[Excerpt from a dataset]
──────────────────────────────

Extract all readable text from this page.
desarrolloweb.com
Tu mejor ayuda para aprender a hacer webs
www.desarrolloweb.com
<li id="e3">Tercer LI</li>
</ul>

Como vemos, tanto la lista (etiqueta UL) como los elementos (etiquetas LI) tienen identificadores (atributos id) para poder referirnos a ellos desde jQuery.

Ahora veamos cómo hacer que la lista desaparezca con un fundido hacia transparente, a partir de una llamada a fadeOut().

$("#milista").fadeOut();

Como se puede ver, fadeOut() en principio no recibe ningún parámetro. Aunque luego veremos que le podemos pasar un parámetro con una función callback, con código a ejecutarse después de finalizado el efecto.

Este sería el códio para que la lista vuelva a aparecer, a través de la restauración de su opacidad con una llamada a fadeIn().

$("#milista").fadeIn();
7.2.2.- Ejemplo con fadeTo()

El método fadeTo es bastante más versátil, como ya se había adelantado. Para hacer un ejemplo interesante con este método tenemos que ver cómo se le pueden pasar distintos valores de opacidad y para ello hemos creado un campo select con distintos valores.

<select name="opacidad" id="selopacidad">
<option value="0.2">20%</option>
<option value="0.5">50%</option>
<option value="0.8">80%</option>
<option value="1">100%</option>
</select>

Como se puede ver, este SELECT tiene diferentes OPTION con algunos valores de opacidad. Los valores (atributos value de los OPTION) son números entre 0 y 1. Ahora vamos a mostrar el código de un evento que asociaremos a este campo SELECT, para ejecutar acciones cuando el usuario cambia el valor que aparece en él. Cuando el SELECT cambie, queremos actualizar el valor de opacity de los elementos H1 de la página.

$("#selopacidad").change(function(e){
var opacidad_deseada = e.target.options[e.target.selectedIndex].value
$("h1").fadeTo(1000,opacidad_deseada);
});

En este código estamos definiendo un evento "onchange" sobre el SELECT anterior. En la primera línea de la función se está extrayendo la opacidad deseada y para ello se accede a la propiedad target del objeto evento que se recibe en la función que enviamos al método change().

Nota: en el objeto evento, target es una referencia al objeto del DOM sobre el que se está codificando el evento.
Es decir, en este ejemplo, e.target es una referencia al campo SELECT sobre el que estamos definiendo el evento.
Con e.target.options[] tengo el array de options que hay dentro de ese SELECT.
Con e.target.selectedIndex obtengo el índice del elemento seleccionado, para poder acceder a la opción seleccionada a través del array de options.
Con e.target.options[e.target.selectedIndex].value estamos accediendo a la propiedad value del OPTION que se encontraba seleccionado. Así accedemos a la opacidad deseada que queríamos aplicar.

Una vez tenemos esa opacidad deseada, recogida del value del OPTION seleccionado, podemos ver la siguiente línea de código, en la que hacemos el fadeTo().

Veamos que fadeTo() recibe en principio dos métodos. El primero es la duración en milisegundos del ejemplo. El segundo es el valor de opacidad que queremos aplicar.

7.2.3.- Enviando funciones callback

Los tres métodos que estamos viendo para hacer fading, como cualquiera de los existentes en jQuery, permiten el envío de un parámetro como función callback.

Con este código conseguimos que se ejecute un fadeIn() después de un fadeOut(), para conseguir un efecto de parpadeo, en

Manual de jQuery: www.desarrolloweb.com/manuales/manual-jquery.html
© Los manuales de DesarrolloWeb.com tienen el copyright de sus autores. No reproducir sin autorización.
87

──────────────────────────────

Exercise task: Write out every record verbatim.

Task output:
Extract all readable text from this page.
desarrolloweb.com
Tu mejor ayuda para aprender a hacer webs
www.desarrolloweb.com
<li id="e3">Tercer LI</li>
</ul>

Como vemos, tanto la lista (etiqueta UL) como los elementos (etiquetas LI) tienen identificadores (atributos id) para poder referirnos a ellos desde jQuery.

Ahora veamos cómo hacer que la lista desaparezca con un fundido hacia transparente, a partir de una llamada a fadeOut().

$("#milista").fadeOut();

Como se puede ver, fadeOut() en principio no recibe ningún parámetro. Aunque luego veremos que le podemos pasar un parámetro con una función callback, con código a ejecutarse después de finalizado el efecto.

Este sería el códio para que la lista vuelva a aparecer, a través de la restauración de su opacidad con una llamada a fadeIn().

$("#milista").fadeIn();
7.2.2.- Ejemplo con fadeTo()

El método fadeTo es bastante más versátil, como ya se había adelantado. Para hacer un ejemplo interesante con este método tenemos que ver cómo se le pueden pasar distintos valores de opacidad y para ello hemos creado un campo select con distintos valores.

<select name="opacidad" id="selopacidad">
<option value="0.2">20%</option>
<option value="0.5">50%</option>
<option value="0.8">80%</option>
<option value="1">100%</option>
</select>

Como se puede ver, este SELECT tiene diferentes OPTION con algunos valores de opacidad. Los valores (atributos value de los OPTION) son números entre 0 y 1. Ahora vamos a mostrar el código de un evento que asociaremos a este campo SELECT, para ejecutar acciones cuando el usuario cambia el valor que aparece en él. Cuando el SELECT cambie, queremos actualizar el valor de opacity de los elementos H1 de la página.

$("#selopacidad").change(function(e){
var opacidad_deseada = e.target.options[e.target.selectedIndex].value
$("h1").fadeTo(1000,opacidad_deseada);
});

En este código estamos definiendo un evento "onchange" sobre el SELECT anterior. En la primera línea de la función se está extrayendo la opacidad deseada y para ello se accede a la propiedad target del objeto evento que se recibe en la función que enviamos al método change().

Nota: en el objeto evento, target es una referencia al objeto del DOM sobre el que se está codificando el evento.
Es decir, en este ejemplo, e.target es una referencia al campo SELECT sobre el que estamos definiendo el evento.
Con e.target.options[] tengo el array de options que hay dentro de ese SELECT.
Con e.target.selectedIndex obtengo el índice del elemento seleccionado, para poder acceder a la opción seleccionada a través del array de options.
Con e.target.options[e.target.selectedIndex].value estamos accediendo a la propiedad value del OPTION que se encontraba seleccionado. Así accedemos a la opacidad deseada que queríamos aplicar.

Una vez tenemos esa opacidad deseada, recogida del value del OPTION seleccionado, podemos ver la siguiente línea de código, en la que hacemos el fadeTo().

Veamos que fadeTo() recibe en principio dos métodos. El primero es la duración en milisegundos del ejemplo. El segundo es el valor de opacidad que queremos aplicar.

7.2.3.- Enviando funciones callback

Los tres métodos que estamos viendo para hacer fading, como cualquiera de los existentes en jQuery, permiten el envío de un parámetro como función callback.

Con este código conseguimos que se ejecute un fadeIn() después de un fadeOut(), para conseguir un efecto de parpadeo, en

Manual de jQuery: www.desarrolloweb.com/manuales/manual-jquery.html
© Los manuales de DesarrolloWeb.com tienen el copyright de sus autores. No reproducir sin autorización.
87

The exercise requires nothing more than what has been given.